## To be done
Read the records below. Copy each line where the string "Тюямуюн" occurs.

Stored entries
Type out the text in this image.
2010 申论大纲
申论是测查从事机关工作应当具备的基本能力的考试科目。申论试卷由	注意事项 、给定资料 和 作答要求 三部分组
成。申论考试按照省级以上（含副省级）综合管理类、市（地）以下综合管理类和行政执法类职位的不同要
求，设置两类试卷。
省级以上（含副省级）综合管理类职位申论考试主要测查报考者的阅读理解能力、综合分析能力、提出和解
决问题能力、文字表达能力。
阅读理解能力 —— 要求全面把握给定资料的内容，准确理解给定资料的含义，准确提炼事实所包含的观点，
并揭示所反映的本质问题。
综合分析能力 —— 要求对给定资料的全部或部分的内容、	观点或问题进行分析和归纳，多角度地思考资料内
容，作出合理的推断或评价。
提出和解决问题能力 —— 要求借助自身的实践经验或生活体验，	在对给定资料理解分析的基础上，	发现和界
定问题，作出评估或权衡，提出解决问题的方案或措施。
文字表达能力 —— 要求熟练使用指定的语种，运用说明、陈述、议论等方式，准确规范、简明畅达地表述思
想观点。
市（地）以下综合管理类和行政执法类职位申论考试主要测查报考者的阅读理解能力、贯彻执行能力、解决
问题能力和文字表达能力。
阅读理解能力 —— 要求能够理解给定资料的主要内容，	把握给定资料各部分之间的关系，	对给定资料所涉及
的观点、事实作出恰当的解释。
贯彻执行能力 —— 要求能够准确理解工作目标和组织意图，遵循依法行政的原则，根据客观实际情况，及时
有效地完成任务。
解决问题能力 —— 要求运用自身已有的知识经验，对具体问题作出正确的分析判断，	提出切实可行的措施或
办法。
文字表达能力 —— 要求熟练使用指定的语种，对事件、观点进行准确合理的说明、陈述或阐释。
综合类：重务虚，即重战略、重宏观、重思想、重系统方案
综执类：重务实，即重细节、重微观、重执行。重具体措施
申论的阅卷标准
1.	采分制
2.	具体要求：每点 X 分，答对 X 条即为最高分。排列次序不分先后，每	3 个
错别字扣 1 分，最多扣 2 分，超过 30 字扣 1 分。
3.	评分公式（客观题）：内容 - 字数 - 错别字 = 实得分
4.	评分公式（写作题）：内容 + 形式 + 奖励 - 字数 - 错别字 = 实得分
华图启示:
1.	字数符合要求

---

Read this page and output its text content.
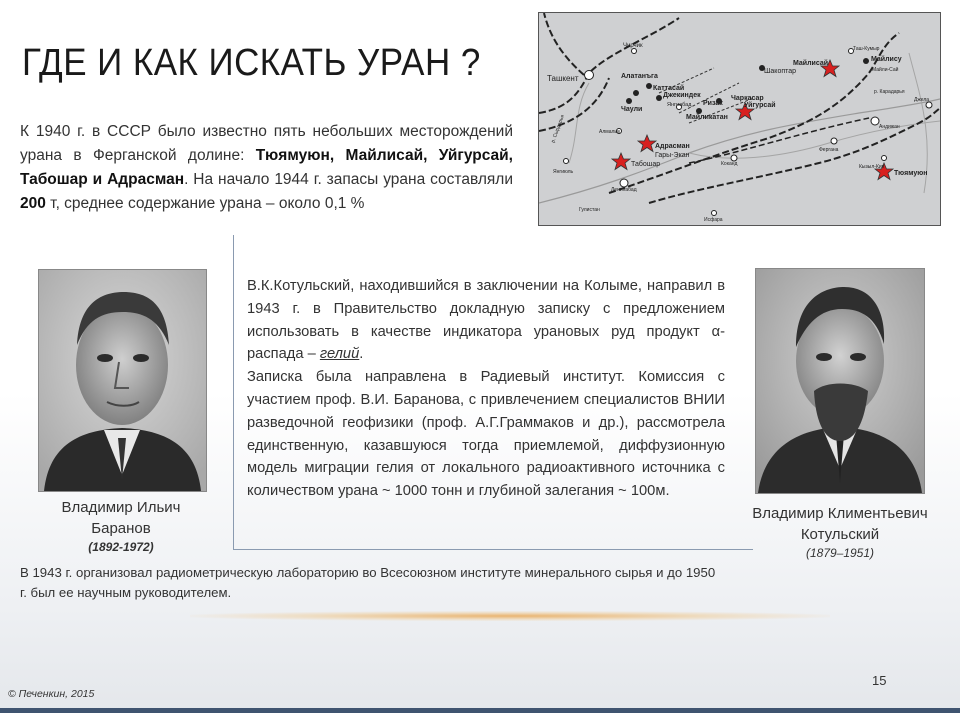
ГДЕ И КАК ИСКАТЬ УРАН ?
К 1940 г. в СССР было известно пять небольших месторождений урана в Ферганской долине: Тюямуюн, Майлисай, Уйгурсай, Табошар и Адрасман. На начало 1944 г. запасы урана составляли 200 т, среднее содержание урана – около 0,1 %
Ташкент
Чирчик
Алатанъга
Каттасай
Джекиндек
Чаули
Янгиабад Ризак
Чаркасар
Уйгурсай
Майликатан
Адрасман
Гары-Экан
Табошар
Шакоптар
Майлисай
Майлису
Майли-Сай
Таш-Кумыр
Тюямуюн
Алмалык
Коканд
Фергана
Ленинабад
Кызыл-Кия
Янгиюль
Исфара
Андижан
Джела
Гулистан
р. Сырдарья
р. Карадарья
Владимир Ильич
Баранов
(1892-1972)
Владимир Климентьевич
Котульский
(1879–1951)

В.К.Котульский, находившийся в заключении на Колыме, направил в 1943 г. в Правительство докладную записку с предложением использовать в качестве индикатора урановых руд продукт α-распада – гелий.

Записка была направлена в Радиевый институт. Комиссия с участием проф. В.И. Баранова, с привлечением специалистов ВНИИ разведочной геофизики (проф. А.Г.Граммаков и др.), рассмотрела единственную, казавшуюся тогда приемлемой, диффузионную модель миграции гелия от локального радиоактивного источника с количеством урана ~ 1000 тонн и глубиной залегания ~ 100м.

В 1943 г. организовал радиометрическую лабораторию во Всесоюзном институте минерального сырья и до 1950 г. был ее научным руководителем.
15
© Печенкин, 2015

## Result below
К 1940 г. в СССР было известно пять небольших месторождений урана в Ферганской долине: Тюямуюн, Майлисай, Уйгурсай, Табошар и Адрасман. На начало 1944 г. запасы урана составляли 200 т, среднее содержание урана – около 0,1 %
Тюямуюн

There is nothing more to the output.